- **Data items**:
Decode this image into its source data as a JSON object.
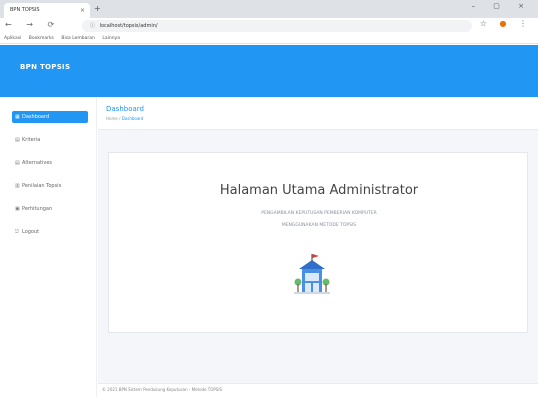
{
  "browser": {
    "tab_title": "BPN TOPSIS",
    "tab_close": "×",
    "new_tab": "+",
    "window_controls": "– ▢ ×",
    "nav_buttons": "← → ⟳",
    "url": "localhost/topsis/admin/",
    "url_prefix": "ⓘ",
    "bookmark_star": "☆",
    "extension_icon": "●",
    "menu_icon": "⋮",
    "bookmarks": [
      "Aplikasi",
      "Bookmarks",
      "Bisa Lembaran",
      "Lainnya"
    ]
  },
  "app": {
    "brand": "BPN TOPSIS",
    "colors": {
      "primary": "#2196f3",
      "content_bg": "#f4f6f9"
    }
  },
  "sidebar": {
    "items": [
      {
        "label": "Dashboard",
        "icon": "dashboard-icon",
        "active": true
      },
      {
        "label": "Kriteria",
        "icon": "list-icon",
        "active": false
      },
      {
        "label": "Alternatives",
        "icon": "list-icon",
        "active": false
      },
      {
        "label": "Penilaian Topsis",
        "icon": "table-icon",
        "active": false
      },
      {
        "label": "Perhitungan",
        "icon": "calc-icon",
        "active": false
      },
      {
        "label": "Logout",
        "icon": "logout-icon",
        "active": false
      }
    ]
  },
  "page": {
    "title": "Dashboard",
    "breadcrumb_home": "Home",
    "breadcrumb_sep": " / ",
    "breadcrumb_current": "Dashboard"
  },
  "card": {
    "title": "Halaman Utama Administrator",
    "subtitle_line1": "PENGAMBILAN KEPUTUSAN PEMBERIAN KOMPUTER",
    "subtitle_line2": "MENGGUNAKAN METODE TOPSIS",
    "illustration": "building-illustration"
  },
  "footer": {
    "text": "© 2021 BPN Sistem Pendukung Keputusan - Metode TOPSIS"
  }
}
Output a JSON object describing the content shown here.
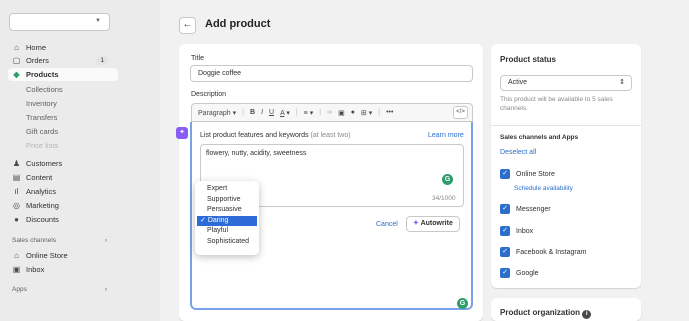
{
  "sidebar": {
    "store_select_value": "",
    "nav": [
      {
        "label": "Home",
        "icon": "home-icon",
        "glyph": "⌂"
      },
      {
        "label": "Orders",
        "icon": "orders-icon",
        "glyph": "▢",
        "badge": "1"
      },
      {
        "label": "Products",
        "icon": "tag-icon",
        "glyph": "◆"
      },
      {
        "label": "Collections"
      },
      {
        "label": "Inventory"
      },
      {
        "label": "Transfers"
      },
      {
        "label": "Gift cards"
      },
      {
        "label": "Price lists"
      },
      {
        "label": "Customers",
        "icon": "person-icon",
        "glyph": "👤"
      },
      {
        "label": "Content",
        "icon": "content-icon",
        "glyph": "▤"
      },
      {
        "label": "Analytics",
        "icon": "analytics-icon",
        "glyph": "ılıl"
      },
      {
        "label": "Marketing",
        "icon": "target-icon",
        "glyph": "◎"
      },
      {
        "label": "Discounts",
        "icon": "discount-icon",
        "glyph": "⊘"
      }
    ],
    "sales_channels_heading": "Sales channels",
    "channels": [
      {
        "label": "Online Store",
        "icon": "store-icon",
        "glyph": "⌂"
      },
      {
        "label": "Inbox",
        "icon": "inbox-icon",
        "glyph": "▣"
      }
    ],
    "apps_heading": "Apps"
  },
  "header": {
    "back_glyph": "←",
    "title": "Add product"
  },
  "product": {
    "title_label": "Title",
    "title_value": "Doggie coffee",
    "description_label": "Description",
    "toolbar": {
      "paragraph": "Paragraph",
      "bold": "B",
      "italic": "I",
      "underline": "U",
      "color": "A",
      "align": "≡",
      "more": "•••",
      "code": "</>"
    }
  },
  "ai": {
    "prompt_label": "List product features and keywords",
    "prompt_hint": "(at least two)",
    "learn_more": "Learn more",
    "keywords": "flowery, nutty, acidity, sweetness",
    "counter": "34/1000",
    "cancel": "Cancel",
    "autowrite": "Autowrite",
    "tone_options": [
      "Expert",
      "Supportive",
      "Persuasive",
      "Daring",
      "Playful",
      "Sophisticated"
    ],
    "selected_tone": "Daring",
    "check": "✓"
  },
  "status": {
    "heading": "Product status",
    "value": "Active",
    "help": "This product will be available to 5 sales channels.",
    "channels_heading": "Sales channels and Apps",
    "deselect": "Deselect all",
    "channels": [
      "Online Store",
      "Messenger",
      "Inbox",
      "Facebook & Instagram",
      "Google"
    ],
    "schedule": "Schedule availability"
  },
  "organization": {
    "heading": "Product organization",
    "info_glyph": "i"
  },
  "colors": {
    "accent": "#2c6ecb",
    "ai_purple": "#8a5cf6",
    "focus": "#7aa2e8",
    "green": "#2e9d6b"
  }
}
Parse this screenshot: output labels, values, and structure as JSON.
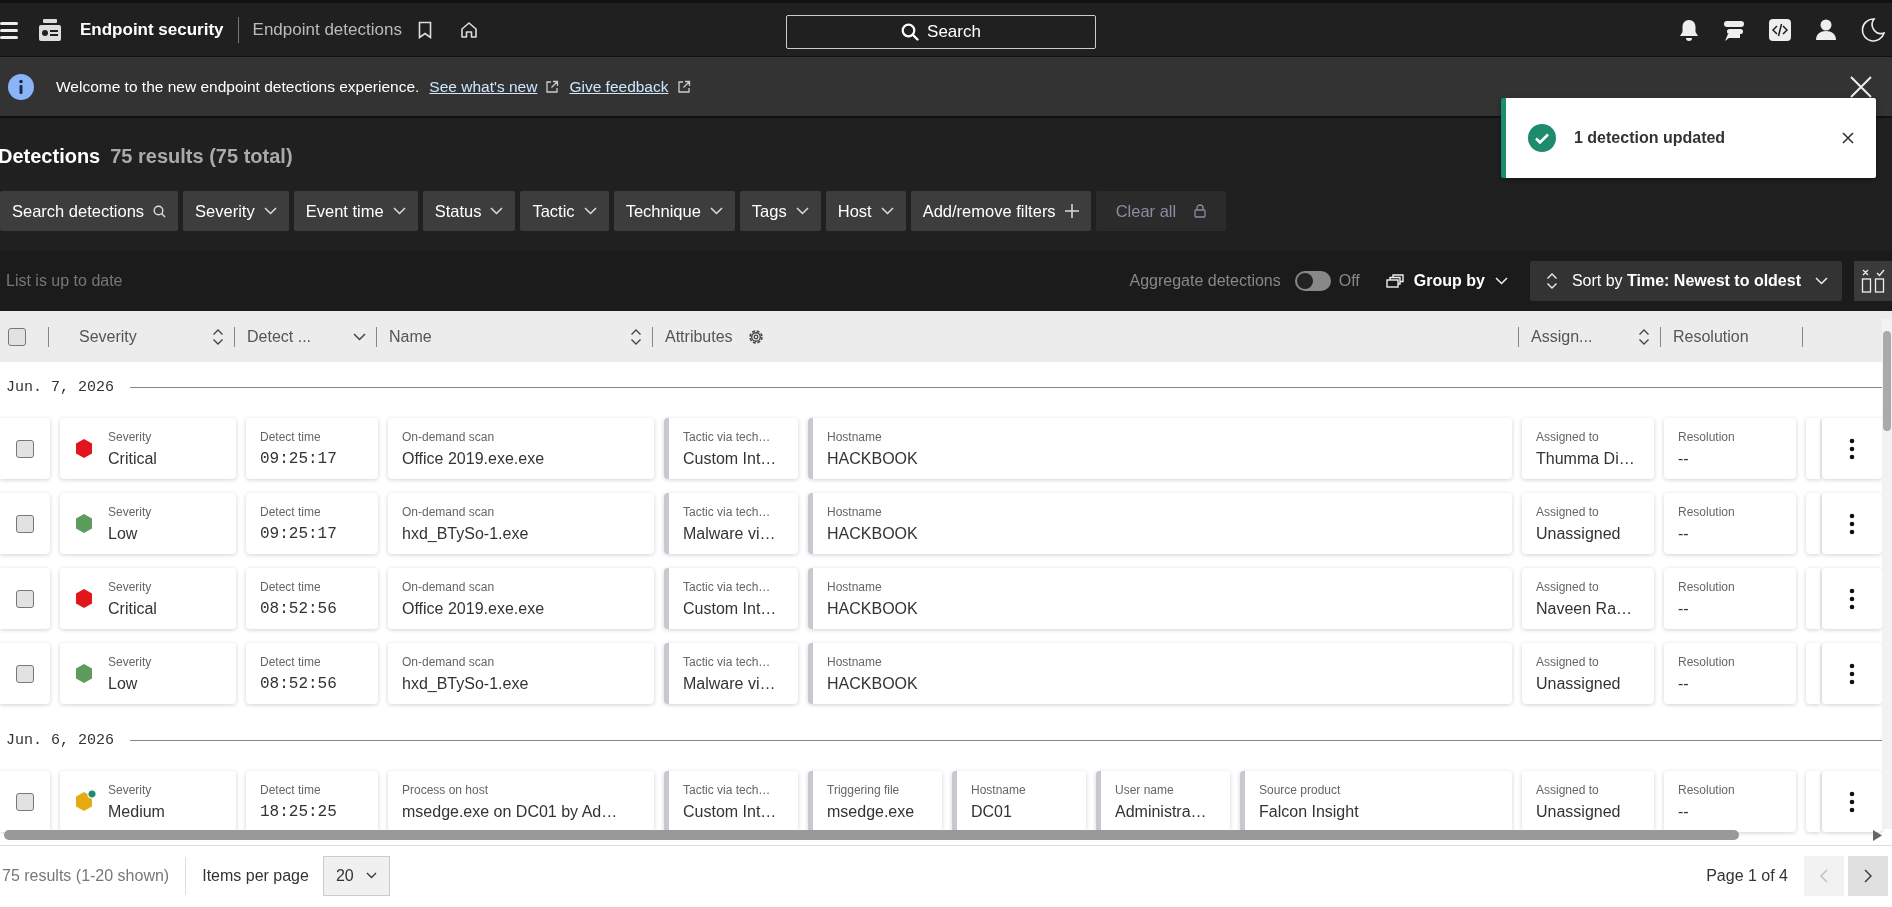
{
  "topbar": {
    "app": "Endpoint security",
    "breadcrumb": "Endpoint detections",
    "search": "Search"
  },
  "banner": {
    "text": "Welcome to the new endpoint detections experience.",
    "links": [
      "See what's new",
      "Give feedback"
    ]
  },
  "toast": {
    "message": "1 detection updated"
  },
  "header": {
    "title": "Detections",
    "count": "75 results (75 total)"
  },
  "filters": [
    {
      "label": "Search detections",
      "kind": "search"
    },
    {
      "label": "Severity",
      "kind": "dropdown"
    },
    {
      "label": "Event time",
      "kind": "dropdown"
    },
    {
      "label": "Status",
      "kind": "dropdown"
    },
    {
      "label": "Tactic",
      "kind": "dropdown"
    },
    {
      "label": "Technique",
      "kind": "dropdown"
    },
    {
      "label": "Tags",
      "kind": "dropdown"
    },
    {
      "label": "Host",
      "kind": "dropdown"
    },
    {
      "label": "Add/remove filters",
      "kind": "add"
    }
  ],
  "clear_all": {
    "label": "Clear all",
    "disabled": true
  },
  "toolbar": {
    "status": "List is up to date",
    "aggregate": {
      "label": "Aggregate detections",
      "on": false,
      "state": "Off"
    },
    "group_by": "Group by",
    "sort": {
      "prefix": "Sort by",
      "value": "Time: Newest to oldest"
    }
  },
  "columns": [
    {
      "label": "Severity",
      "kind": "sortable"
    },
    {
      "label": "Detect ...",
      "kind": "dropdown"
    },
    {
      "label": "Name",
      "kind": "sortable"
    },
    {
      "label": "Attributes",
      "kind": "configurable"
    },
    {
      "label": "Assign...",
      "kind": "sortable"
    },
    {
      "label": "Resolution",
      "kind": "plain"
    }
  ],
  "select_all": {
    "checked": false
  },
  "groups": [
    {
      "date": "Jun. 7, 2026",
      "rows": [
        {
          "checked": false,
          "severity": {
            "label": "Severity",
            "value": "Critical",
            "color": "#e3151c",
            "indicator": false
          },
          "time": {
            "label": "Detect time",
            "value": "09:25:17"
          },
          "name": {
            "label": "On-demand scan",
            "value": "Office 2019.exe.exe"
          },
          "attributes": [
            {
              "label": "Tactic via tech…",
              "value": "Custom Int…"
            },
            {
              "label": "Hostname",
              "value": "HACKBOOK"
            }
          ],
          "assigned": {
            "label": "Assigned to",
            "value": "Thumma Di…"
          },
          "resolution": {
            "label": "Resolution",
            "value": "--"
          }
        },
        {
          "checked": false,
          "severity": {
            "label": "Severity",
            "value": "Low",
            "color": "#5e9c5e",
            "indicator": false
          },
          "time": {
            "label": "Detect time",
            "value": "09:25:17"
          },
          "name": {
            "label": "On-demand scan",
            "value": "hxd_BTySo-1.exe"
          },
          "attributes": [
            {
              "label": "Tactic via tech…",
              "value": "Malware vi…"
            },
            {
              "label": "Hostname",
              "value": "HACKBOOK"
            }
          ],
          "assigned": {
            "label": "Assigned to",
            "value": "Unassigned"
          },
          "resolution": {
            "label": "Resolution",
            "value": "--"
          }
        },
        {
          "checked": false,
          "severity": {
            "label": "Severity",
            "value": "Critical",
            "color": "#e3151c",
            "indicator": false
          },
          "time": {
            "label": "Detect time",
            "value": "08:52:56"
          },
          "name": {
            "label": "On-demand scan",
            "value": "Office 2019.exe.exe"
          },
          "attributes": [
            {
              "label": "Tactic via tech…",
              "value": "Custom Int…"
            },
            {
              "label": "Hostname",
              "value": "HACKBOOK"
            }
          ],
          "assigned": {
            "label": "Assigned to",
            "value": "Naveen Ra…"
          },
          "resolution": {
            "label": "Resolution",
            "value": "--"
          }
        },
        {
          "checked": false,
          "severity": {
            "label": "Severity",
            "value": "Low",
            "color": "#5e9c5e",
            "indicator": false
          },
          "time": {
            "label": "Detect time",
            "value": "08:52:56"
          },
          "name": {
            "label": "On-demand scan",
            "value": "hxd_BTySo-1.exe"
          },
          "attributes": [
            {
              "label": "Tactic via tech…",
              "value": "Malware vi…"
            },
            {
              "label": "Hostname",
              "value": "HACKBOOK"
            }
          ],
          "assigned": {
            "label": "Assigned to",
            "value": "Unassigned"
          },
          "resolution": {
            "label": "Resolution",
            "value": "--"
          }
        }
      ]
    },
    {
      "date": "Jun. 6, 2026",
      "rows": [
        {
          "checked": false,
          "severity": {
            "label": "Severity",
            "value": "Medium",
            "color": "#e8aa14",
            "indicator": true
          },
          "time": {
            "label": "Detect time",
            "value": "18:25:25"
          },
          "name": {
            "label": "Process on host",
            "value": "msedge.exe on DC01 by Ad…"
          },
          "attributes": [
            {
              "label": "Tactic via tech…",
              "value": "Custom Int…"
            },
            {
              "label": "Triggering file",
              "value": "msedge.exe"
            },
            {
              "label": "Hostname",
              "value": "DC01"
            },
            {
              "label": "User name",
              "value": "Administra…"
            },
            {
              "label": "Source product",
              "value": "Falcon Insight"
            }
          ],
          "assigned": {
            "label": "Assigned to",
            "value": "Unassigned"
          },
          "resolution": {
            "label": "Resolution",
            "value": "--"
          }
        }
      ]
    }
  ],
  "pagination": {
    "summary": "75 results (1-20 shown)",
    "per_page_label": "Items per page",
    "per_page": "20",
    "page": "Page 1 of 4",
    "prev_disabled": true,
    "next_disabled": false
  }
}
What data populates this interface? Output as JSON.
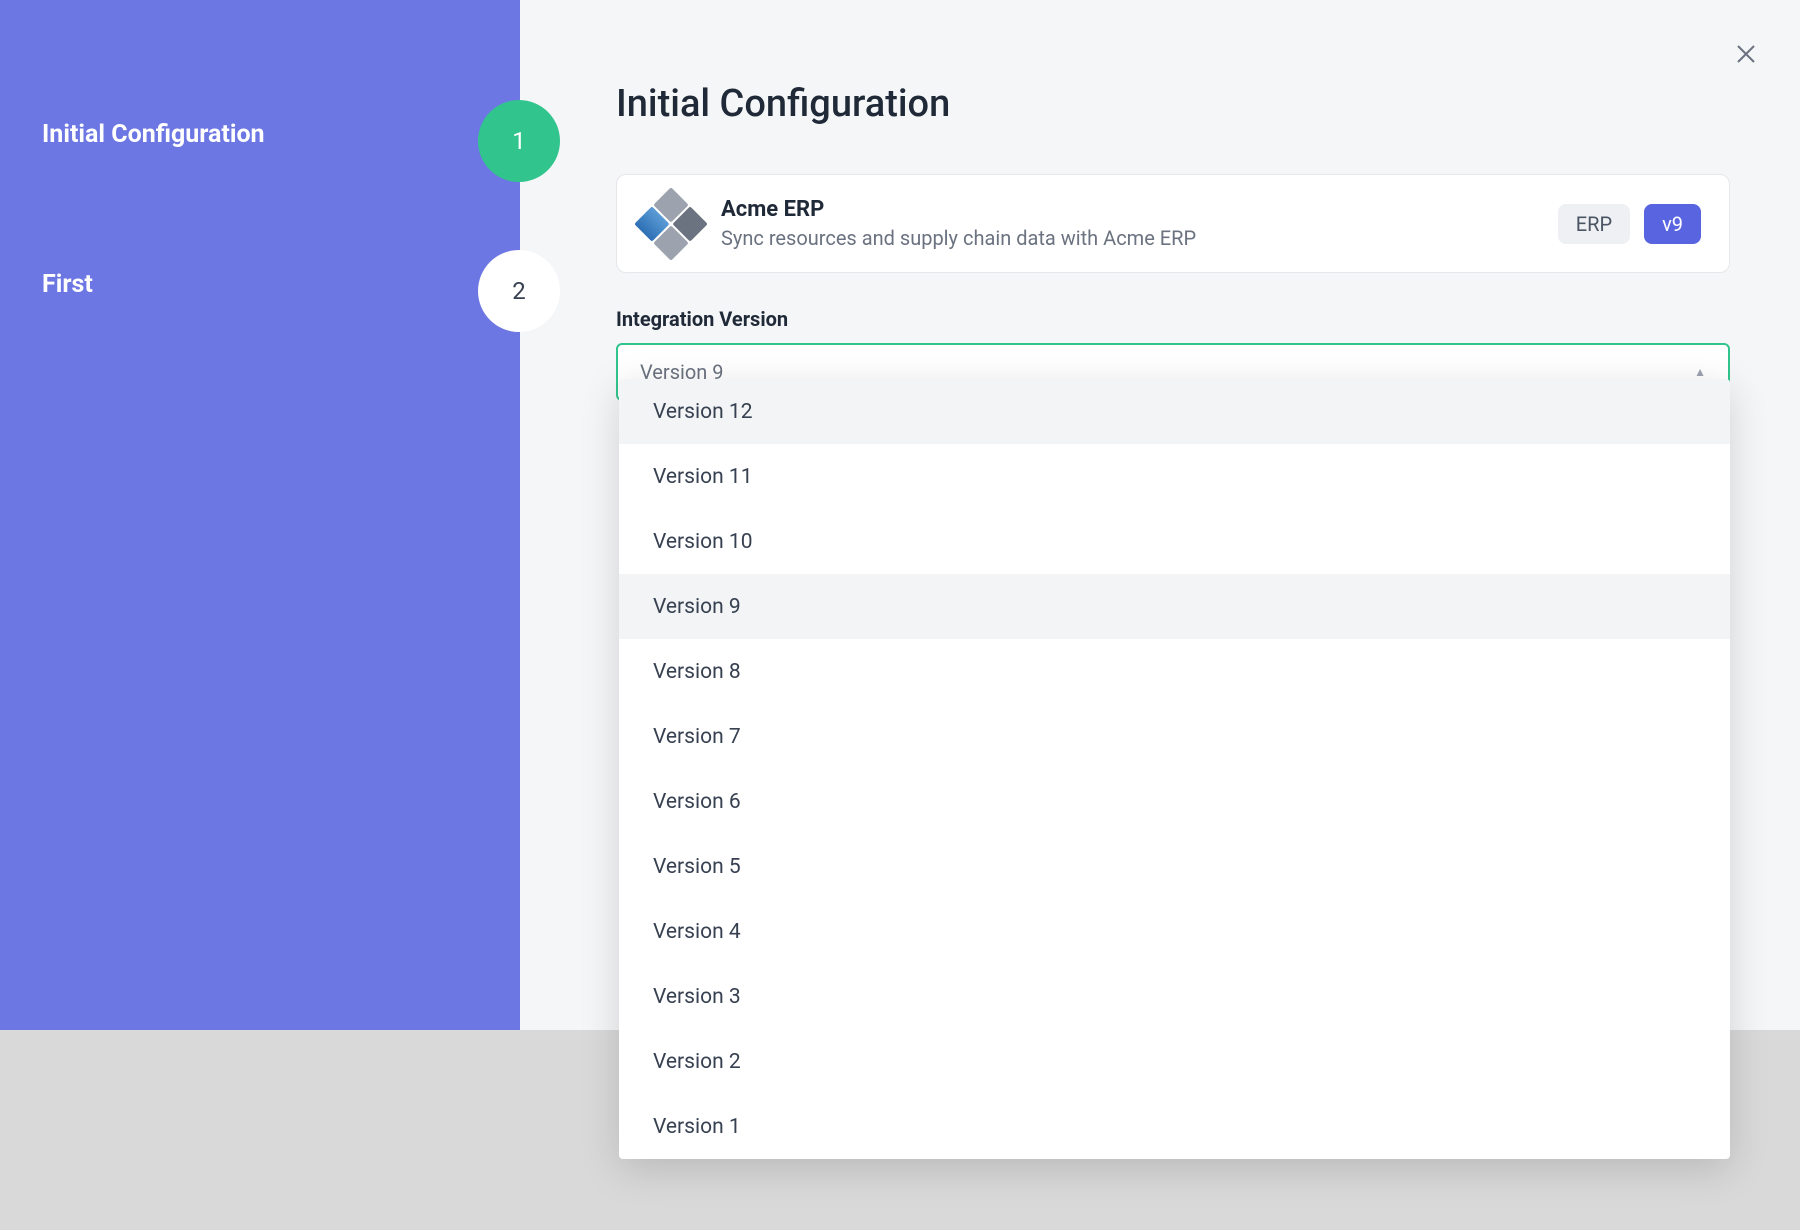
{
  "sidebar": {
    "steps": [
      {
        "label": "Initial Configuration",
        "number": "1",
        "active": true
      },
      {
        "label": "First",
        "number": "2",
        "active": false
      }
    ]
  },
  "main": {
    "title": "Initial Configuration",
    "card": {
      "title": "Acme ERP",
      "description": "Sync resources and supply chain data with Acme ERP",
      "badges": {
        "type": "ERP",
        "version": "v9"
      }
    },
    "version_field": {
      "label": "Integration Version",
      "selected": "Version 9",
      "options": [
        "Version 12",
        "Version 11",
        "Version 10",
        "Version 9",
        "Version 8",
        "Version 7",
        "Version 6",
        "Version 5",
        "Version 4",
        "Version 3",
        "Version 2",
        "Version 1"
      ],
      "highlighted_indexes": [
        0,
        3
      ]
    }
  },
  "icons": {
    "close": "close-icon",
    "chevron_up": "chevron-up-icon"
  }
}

- **Task to complete**:
Report all lines of the material that contain the word "keywords".

- **Exercise answer**:
    "prompt_label": "List product features and keywords",
    "keywords": "flowery, nutty, acidity, sweetness",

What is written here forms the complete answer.